▶ _Brief_: Identify the lines that contain the word "arrival" and copy each one.

▶ _Information given_:
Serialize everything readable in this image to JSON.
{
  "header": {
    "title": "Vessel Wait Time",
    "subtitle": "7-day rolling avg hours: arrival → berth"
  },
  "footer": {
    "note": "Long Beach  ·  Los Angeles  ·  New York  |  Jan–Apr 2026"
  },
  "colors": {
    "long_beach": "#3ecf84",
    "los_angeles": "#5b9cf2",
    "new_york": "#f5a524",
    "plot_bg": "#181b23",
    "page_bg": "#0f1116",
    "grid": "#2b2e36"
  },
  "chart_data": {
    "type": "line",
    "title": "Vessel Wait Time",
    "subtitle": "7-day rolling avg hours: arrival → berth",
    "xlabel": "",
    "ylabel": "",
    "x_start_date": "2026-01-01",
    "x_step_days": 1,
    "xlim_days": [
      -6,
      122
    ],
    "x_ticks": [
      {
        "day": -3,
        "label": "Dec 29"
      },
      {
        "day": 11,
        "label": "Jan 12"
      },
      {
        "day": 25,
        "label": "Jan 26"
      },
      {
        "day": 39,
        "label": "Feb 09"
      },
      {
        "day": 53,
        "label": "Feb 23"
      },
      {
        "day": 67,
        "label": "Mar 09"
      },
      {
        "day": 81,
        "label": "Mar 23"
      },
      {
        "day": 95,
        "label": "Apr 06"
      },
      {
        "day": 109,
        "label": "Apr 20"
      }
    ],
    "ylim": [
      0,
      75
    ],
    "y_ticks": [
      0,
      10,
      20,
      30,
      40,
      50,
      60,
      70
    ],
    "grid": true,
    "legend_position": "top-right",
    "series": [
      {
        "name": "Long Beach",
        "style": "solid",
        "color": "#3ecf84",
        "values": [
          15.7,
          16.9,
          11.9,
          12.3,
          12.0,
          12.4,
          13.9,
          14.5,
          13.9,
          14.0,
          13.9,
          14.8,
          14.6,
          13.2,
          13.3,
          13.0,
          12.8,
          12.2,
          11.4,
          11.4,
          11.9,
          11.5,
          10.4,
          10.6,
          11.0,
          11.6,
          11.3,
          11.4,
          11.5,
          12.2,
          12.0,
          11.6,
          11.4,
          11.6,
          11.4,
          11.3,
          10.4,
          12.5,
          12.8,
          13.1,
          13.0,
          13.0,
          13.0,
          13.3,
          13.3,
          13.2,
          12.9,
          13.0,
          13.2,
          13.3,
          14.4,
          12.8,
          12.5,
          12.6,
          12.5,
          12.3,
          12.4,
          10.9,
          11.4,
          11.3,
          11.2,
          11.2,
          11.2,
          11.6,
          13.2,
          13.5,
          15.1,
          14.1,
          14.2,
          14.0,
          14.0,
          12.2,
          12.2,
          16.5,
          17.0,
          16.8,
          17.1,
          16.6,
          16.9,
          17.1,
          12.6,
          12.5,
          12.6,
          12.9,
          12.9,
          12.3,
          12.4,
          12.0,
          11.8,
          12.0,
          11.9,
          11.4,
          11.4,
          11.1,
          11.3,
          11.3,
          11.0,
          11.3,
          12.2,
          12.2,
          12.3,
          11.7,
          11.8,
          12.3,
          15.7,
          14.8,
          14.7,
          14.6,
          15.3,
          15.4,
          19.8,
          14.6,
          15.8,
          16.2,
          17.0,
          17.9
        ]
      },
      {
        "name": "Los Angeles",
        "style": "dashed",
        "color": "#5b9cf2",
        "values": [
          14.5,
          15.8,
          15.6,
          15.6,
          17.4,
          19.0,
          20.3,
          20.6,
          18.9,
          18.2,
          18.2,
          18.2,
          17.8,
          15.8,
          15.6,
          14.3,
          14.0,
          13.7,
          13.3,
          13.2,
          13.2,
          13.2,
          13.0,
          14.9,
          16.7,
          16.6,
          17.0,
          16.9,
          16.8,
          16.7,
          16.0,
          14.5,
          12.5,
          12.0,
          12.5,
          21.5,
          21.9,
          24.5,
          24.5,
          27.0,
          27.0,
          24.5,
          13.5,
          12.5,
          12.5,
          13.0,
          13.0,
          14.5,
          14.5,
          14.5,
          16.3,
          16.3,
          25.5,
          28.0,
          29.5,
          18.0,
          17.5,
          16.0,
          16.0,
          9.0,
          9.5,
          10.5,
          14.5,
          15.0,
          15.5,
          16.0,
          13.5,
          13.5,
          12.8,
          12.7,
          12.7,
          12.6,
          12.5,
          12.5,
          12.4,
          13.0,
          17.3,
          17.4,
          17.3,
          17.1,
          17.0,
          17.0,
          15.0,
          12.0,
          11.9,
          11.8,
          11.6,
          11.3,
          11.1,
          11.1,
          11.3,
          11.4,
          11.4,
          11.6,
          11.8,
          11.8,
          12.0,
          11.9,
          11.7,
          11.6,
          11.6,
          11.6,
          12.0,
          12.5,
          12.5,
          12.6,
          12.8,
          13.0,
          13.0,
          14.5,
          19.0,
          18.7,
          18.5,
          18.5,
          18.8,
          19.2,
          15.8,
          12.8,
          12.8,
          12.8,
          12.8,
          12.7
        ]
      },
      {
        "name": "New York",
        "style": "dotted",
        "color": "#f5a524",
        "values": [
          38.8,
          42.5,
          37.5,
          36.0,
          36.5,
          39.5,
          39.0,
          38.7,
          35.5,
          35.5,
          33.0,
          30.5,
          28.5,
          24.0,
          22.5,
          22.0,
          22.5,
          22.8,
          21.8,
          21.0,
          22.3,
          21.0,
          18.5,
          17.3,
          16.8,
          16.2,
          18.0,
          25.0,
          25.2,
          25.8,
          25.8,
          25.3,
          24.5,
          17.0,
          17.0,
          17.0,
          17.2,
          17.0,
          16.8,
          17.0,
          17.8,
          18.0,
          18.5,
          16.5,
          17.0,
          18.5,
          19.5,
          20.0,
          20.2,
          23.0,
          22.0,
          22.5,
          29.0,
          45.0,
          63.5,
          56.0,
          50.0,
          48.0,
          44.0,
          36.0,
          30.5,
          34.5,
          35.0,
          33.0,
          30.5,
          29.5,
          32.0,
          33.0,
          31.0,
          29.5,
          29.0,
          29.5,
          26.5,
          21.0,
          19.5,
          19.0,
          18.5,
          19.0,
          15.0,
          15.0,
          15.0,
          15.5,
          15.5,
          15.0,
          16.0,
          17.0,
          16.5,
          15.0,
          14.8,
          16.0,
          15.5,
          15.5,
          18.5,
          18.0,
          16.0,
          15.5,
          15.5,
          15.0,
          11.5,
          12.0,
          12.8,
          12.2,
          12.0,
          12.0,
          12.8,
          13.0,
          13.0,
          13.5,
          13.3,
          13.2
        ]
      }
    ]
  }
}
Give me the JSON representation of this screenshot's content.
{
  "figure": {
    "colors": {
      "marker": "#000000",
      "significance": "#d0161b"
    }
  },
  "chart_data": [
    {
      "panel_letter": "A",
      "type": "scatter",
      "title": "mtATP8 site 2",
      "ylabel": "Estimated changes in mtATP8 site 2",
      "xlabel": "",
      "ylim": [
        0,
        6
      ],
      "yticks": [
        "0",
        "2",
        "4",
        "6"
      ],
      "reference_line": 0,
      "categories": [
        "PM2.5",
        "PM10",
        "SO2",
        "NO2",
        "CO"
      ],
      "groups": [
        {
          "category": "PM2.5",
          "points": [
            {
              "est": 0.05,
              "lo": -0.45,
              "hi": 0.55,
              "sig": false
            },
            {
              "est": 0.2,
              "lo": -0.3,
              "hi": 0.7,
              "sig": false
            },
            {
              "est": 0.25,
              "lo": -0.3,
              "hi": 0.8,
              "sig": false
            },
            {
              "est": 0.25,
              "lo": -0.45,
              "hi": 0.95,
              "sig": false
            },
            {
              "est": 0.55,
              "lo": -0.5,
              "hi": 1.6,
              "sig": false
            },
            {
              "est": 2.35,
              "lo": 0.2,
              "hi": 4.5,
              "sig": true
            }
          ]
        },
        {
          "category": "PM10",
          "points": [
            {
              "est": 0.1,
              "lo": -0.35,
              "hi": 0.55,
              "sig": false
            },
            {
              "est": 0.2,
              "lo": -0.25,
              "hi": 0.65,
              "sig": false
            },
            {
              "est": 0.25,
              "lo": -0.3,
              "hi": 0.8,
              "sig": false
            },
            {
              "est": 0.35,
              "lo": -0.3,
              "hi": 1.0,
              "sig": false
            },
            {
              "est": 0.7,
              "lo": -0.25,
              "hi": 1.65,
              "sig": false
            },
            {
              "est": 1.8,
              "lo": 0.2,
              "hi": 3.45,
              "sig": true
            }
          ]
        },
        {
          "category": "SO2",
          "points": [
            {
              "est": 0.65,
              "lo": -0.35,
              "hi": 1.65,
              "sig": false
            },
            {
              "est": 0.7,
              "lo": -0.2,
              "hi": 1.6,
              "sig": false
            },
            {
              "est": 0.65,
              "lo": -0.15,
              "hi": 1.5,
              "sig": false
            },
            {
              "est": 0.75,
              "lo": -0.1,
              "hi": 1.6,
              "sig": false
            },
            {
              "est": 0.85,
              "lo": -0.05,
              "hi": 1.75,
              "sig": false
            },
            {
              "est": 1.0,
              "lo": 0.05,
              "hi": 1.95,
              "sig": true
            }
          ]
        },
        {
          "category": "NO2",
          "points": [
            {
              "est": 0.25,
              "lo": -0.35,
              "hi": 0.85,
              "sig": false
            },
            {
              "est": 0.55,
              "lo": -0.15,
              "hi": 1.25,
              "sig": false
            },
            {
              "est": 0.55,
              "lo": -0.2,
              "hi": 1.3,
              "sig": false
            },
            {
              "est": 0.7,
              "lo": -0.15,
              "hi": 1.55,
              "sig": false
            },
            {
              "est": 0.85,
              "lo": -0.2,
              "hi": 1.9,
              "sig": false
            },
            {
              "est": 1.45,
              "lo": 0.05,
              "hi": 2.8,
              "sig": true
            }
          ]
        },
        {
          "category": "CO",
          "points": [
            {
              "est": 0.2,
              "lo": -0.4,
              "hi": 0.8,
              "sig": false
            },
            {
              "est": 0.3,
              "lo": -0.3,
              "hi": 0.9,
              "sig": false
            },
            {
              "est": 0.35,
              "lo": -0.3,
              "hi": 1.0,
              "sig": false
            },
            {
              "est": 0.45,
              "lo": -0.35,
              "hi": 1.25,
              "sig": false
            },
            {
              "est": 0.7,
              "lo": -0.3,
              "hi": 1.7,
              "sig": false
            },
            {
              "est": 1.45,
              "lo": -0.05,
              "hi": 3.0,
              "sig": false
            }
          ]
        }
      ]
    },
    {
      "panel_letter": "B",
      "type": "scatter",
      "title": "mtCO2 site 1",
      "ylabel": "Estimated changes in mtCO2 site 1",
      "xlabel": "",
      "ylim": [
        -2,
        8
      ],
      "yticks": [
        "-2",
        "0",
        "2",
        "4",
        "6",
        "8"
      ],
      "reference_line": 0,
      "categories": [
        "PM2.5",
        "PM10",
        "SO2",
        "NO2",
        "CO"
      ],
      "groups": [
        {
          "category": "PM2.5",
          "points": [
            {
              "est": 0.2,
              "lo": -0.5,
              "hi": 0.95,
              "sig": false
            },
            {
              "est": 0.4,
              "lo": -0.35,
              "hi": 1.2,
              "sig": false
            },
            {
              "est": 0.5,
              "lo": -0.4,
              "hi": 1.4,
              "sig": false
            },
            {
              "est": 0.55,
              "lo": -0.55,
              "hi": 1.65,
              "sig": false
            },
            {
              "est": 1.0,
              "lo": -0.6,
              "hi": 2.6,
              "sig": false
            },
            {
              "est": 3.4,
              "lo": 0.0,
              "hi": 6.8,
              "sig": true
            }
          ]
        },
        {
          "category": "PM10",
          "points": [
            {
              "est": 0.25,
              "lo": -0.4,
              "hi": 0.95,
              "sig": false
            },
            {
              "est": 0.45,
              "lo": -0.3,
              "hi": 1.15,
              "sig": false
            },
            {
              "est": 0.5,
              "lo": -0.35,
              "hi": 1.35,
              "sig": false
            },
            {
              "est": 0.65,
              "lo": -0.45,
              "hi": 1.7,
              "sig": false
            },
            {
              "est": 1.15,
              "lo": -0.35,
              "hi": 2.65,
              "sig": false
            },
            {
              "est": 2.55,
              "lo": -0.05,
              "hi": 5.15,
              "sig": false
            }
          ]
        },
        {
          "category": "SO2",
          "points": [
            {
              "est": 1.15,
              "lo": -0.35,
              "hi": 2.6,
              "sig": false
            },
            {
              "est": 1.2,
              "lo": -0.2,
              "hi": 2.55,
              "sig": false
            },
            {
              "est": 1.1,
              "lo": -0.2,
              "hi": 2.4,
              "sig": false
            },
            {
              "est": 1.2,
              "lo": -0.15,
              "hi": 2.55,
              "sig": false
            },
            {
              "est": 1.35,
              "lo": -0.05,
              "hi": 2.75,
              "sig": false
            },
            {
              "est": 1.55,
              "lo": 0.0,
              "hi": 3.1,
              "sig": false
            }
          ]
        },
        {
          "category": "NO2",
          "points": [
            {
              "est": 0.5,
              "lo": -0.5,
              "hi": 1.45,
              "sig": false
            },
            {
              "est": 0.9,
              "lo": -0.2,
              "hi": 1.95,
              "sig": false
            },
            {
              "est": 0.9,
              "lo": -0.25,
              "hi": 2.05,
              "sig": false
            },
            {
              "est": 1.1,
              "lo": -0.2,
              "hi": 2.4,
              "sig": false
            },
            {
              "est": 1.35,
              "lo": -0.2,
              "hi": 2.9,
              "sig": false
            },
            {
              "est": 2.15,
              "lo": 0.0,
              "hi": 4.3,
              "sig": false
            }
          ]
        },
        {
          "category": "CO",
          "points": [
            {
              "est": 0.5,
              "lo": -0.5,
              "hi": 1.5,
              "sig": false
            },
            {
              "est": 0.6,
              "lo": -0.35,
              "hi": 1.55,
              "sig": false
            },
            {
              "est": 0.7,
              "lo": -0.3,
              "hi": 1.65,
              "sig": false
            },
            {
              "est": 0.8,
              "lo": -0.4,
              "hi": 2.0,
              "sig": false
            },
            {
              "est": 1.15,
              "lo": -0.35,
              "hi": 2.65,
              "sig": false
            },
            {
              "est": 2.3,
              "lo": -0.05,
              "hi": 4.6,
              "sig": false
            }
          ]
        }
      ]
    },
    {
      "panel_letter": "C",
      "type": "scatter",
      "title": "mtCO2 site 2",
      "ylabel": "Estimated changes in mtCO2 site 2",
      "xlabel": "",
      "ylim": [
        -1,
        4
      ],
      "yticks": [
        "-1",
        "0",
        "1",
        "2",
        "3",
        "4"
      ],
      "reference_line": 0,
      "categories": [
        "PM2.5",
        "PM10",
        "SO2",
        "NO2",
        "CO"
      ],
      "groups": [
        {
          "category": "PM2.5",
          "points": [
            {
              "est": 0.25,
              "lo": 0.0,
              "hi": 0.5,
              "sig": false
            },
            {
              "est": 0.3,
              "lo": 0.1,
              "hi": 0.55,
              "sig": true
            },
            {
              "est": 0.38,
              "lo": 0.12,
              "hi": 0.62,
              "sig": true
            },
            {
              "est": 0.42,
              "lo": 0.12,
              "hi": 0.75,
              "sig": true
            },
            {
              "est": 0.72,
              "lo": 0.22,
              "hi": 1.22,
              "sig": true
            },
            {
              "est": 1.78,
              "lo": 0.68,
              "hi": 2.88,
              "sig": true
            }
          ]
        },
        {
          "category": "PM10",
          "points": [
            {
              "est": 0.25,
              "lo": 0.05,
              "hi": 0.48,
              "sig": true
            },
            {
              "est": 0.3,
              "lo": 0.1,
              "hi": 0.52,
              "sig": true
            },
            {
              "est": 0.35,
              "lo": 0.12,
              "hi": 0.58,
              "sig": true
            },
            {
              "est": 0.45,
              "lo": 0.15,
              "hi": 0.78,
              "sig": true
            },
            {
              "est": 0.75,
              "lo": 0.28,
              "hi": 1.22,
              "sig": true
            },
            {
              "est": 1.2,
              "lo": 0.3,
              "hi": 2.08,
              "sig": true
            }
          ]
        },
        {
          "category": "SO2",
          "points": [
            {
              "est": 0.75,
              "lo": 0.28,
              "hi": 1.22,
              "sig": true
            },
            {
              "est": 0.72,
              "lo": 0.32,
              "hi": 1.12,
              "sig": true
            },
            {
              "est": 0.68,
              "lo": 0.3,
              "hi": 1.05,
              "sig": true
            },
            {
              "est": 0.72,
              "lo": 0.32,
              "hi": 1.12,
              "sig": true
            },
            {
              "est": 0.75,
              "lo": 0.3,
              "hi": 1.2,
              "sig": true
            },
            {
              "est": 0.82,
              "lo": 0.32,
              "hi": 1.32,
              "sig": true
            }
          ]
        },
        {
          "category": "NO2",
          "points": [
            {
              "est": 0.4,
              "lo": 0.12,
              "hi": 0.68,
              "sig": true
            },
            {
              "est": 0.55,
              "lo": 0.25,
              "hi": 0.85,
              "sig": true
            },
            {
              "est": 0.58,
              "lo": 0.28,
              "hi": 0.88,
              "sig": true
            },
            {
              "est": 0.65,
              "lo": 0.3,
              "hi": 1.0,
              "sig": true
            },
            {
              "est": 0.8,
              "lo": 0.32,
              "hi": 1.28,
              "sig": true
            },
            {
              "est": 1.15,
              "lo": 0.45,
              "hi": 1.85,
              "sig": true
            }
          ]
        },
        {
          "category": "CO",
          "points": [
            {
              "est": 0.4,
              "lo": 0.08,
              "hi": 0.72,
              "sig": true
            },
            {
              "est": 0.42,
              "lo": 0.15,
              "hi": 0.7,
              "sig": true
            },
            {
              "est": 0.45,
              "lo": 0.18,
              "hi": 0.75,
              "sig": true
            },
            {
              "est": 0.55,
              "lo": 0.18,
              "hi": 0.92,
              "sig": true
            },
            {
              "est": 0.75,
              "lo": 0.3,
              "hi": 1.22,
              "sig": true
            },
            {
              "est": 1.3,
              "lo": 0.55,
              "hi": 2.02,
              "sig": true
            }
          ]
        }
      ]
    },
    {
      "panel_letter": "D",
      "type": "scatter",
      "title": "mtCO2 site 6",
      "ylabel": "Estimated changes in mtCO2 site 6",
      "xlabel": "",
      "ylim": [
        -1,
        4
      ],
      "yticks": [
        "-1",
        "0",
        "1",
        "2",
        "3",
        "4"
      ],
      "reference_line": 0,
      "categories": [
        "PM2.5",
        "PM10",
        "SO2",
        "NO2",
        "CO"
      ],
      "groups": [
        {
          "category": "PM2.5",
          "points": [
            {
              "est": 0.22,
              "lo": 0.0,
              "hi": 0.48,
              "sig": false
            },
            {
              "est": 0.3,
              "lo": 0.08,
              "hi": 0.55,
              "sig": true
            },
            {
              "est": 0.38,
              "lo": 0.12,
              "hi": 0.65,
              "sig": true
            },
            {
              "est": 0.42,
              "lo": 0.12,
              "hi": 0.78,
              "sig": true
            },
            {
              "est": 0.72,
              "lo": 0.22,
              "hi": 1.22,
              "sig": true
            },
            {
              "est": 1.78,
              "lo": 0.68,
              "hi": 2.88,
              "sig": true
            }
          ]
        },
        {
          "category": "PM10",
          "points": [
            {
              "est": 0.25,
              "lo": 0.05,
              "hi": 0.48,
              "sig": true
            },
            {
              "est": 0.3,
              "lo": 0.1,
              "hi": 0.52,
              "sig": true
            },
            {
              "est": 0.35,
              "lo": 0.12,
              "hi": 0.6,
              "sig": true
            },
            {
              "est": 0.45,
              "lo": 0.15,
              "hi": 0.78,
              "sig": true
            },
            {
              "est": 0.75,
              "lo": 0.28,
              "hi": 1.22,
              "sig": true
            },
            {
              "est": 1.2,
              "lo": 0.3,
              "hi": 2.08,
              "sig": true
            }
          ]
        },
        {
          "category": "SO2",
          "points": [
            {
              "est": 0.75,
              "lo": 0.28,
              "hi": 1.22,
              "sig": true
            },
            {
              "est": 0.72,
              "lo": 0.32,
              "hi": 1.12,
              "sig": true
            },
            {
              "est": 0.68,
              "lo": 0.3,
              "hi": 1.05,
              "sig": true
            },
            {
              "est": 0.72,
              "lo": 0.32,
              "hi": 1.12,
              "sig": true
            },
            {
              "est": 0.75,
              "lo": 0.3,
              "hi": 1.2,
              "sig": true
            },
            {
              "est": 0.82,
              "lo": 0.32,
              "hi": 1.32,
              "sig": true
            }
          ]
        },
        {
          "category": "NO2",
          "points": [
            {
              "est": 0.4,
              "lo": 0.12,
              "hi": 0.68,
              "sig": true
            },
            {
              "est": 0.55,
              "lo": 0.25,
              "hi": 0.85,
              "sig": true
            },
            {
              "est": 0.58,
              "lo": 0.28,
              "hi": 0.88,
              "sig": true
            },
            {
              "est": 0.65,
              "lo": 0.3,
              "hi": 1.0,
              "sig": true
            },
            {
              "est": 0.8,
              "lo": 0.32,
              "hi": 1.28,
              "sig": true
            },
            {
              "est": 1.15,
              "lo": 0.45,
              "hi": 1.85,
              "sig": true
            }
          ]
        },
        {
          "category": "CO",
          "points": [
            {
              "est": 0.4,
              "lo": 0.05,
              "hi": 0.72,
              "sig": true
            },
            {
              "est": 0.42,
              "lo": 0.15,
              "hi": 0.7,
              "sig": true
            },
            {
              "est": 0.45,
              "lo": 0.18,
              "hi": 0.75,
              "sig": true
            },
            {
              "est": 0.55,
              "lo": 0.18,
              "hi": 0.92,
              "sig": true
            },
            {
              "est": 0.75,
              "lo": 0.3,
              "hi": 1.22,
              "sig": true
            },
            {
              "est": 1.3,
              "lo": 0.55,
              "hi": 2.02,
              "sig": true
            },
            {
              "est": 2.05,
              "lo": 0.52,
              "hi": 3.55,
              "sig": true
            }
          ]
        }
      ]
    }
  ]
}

▶ _Response for this exercise_:
    "subtitle": "7-day rolling avg hours: arrival → berth"
    "subtitle": "7-day rolling avg hours: arrival → berth",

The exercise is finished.